[BEGIN Available records]

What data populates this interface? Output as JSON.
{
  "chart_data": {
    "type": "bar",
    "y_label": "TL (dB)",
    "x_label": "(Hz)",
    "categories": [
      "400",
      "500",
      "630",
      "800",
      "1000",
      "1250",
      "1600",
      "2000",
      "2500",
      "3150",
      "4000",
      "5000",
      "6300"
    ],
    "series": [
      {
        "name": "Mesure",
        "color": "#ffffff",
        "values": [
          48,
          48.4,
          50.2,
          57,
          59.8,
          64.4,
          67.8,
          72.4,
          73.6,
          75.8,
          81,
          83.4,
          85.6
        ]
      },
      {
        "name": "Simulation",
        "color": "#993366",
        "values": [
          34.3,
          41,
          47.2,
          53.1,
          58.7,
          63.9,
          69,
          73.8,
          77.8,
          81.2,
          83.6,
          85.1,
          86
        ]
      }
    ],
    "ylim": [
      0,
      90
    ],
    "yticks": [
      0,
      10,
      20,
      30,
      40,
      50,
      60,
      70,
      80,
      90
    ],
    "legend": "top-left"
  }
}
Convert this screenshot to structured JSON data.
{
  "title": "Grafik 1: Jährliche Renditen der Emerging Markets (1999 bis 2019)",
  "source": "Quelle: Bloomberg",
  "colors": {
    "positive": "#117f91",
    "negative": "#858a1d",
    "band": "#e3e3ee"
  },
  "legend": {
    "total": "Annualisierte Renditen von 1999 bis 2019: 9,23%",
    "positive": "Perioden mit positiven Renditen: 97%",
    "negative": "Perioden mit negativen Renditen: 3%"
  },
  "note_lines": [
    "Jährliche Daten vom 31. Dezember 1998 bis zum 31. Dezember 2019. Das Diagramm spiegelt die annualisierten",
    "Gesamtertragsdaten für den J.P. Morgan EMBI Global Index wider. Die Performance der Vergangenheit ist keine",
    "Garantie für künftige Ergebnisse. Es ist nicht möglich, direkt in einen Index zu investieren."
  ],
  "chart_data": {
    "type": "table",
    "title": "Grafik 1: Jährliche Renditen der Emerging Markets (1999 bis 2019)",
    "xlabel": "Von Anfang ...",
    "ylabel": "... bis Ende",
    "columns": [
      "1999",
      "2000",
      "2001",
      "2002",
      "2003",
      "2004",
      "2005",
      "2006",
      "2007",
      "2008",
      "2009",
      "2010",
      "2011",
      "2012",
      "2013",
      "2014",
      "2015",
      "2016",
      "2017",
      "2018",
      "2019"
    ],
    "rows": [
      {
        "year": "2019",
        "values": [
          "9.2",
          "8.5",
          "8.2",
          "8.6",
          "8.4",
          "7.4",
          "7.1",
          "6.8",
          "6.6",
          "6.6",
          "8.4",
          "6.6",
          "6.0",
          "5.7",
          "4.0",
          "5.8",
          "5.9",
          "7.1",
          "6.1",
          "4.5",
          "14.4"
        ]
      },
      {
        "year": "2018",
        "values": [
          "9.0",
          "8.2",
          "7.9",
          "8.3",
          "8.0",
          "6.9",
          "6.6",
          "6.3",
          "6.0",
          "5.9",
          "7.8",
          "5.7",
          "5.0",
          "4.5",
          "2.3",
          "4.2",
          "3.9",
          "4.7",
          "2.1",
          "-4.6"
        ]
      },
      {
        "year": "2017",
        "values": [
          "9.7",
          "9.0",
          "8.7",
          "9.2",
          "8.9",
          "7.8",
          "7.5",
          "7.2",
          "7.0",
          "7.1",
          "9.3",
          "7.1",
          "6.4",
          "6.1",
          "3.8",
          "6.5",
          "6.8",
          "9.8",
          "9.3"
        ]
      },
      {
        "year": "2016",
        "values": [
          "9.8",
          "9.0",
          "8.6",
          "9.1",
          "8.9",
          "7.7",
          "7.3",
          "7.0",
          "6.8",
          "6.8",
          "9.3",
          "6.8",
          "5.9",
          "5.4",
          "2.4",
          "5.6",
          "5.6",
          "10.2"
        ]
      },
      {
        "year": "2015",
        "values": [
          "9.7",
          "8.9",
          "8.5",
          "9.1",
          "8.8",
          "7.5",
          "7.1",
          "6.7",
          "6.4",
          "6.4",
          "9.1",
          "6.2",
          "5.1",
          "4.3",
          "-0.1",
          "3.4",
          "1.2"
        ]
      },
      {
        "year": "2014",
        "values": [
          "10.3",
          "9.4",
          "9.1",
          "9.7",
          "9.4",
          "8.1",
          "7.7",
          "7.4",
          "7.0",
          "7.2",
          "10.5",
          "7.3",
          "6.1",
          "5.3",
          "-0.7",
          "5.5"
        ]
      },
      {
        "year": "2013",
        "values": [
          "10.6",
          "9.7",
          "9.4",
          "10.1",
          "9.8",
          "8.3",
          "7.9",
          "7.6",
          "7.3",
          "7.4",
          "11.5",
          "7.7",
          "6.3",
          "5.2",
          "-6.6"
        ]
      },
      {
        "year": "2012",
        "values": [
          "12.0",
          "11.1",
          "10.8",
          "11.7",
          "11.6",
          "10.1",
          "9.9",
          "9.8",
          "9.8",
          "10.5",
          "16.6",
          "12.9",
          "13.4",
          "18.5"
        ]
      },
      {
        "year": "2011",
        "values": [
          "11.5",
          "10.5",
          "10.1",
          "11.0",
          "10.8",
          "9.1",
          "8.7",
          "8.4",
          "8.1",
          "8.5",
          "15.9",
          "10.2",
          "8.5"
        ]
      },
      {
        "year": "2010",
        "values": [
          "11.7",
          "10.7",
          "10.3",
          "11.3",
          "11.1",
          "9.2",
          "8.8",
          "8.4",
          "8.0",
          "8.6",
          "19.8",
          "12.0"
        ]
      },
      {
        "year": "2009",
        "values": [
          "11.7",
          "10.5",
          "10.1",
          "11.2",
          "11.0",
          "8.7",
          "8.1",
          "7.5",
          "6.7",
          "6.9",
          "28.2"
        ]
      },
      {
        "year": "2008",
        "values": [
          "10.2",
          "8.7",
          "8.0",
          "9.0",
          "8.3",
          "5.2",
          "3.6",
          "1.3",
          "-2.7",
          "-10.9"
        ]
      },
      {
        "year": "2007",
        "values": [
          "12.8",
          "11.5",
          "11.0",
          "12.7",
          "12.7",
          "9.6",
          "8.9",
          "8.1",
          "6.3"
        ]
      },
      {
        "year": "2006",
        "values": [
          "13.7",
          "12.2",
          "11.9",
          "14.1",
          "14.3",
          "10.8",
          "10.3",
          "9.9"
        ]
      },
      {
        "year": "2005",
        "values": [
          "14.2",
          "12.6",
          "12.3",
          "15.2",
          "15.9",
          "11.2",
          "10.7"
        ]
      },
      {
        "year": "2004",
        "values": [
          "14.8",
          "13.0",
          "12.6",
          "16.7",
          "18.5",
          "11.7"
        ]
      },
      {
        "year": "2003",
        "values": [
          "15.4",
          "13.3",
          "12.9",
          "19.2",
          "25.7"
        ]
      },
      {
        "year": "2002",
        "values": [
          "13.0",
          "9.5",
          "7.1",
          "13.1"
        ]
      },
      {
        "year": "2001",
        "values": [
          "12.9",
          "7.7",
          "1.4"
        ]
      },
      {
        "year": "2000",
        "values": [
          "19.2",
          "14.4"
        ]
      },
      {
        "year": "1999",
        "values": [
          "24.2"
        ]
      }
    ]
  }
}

[END Available records]

**Written exercise**:
Every record should be repeated exactly; please leave none out.

**Written solution**:
What data populates this interface? Output as JSON.
{
  "chart_data": {
    "type": "bar",
    "y_label": "TL (dB)",
    "x_label": "(Hz)",
    "categories": [
      "400",
      "500",
      "630",
      "800",
      "1000",
      "1250",
      "1600",
      "2000",
      "2500",
      "3150",
      "4000",
      "5000",
      "6300"
    ],
    "series": [
      {
        "name": "Mesure",
        "color": "#ffffff",
        "values": [
          48,
          48.4,
          50.2,
          57,
          59.8,
          64.4,
          67.8,
          72.4,
          73.6,
          75.8,
          81,
          83.4,
          85.6
        ]
      },
      {
        "name": "Simulation",
        "color": "#993366",
        "values": [
          34.3,
          41,
          47.2,
          53.1,
          58.7,
          63.9,
          69,
          73.8,
          77.8,
          81.2,
          83.6,
          85.1,
          86
        ]
      }
    ],
    "ylim": [
      0,
      90
    ],
    "yticks": [
      0,
      10,
      20,
      30,
      40,
      50,
      60,
      70,
      80,
      90
    ],
    "legend": "top-left"
  }
}
Convert this screenshot to structured JSON data.
{
  "title": "Grafik 1: Jährliche Renditen der Emerging Markets (1999 bis 2019)",
  "source": "Quelle: Bloomberg",
  "colors": {
    "positive": "#117f91",
    "negative": "#858a1d",
    "band": "#e3e3ee"
  },
  "legend": {
    "total": "Annualisierte Renditen von 1999 bis 2019: 9,23%",
    "positive": "Perioden mit positiven Renditen: 97%",
    "negative": "Perioden mit negativen Renditen: 3%"
  },
  "note_lines": [
    "Jährliche Daten vom 31. Dezember 1998 bis zum 31. Dezember 2019. Das Diagramm spiegelt die annualisierten",
    "Gesamtertragsdaten für den J.P. Morgan EMBI Global Index wider. Die Performance der Vergangenheit ist keine",
    "Garantie für künftige Ergebnisse. Es ist nicht möglich, direkt in einen Index zu investieren."
  ],
  "chart_data": {
    "type": "table",
    "title": "Grafik 1: Jährliche Renditen der Emerging Markets (1999 bis 2019)",
    "xlabel": "Von Anfang ...",
    "ylabel": "... bis Ende",
    "columns": [
      "1999",
      "2000",
      "2001",
      "2002",
      "2003",
      "2004",
      "2005",
      "2006",
      "2007",
      "2008",
      "2009",
      "2010",
      "2011",
      "2012",
      "2013",
      "2014",
      "2015",
      "2016",
      "2017",
      "2018",
      "2019"
    ],
    "rows": [
      {
        "year": "2019",
        "values": [
          "9.2",
          "8.5",
          "8.2",
          "8.6",
          "8.4",
          "7.4",
          "7.1",
          "6.8",
          "6.6",
          "6.6",
          "8.4",
          "6.6",
          "6.0",
          "5.7",
          "4.0",
          "5.8",
          "5.9",
          "7.1",
          "6.1",
          "4.5",
          "14.4"
        ]
      },
      {
        "year": "2018",
        "values": [
          "9.0",
          "8.2",
          "7.9",
          "8.3",
          "8.0",
          "6.9",
          "6.6",
          "6.3",
          "6.0",
          "5.9",
          "7.8",
          "5.7",
          "5.0",
          "4.5",
          "2.3",
          "4.2",
          "3.9",
          "4.7",
          "2.1",
          "-4.6"
        ]
      },
      {
        "year": "2017",
        "values": [
          "9.7",
          "9.0",
          "8.7",
          "9.2",
          "8.9",
          "7.8",
          "7.5",
          "7.2",
          "7.0",
          "7.1",
          "9.3",
          "7.1",
          "6.4",
          "6.1",
          "3.8",
          "6.5",
          "6.8",
          "9.8",
          "9.3"
        ]
      },
      {
        "year": "2016",
        "values": [
          "9.8",
          "9.0",
          "8.6",
          "9.1",
          "8.9",
          "7.7",
          "7.3",
          "7.0",
          "6.8",
          "6.8",
          "9.3",
          "6.8",
          "5.9",
          "5.4",
          "2.4",
          "5.6",
          "5.6",
          "10.2"
        ]
      },
      {
        "year": "2015",
        "values": [
          "9.7",
          "8.9",
          "8.5",
          "9.1",
          "8.8",
          "7.5",
          "7.1",
          "6.7",
          "6.4",
          "6.4",
          "9.1",
          "6.2",
          "5.1",
          "4.3",
          "-0.1",
          "3.4",
          "1.2"
        ]
      },
      {
        "year": "2014",
        "values": [
          "10.3",
          "9.4",
          "9.1",
          "9.7",
          "9.4",
          "8.1",
          "7.7",
          "7.4",
          "7.0",
          "7.2",
          "10.5",
          "7.3",
          "6.1",
          "5.3",
          "-0.7",
          "5.5"
        ]
      },
      {
        "year": "2013",
        "values": [
          "10.6",
          "9.7",
          "9.4",
          "10.1",
          "9.8",
          "8.3",
          "7.9",
          "7.6",
          "7.3",
          "7.4",
          "11.5",
          "7.7",
          "6.3",
          "5.2",
          "-6.6"
        ]
      },
      {
        "year": "2012",
        "values": [
          "12.0",
          "11.1",
          "10.8",
          "11.7",
          "11.6",
          "10.1",
          "9.9",
          "9.8",
          "9.8",
          "10.5",
          "16.6",
          "12.9",
          "13.4",
          "18.5"
        ]
      },
      {
        "year": "2011",
        "values": [
          "11.5",
          "10.5",
          "10.1",
          "11.0",
          "10.8",
          "9.1",
          "8.7",
          "8.4",
          "8.1",
          "8.5",
          "15.9",
          "10.2",
          "8.5"
        ]
      },
      {
        "year": "2010",
        "values": [
          "11.7",
          "10.7",
          "10.3",
          "11.3",
          "11.1",
          "9.2",
          "8.8",
          "8.4",
          "8.0",
          "8.6",
          "19.8",
          "12.0"
        ]
      },
      {
        "year": "2009",
        "values": [
          "11.7",
          "10.5",
          "10.1",
          "11.2",
          "11.0",
          "8.7",
          "8.1",
          "7.5",
          "6.7",
          "6.9",
          "28.2"
        ]
      },
      {
        "year": "2008",
        "values": [
          "10.2",
          "8.7",
          "8.0",
          "9.0",
          "8.3",
          "5.2",
          "3.6",
          "1.3",
          "-2.7",
          "-10.9"
        ]
      },
      {
        "year": "2007",
        "values": [
          "12.8",
          "11.5",
          "11.0",
          "12.7",
          "12.7",
          "9.6",
          "8.9",
          "8.1",
          "6.3"
        ]
      },
      {
        "year": "2006",
        "values": [
          "13.7",
          "12.2",
          "11.9",
          "14.1",
          "14.3",
          "10.8",
          "10.3",
          "9.9"
        ]
      },
      {
        "year": "2005",
        "values": [
          "14.2",
          "12.6",
          "12.3",
          "15.2",
          "15.9",
          "11.2",
          "10.7"
        ]
      },
      {
        "year": "2004",
        "values": [
          "14.8",
          "13.0",
          "12.6",
          "16.7",
          "18.5",
          "11.7"
        ]
      },
      {
        "year": "2003",
        "values": [
          "15.4",
          "13.3",
          "12.9",
          "19.2",
          "25.7"
        ]
      },
      {
        "year": "2002",
        "values": [
          "13.0",
          "9.5",
          "7.1",
          "13.1"
        ]
      },
      {
        "year": "2001",
        "values": [
          "12.9",
          "7.7",
          "1.4"
        ]
      },
      {
        "year": "2000",
        "values": [
          "19.2",
          "14.4"
        ]
      },
      {
        "year": "1999",
        "values": [
          "24.2"
        ]
      }
    ]
  }
}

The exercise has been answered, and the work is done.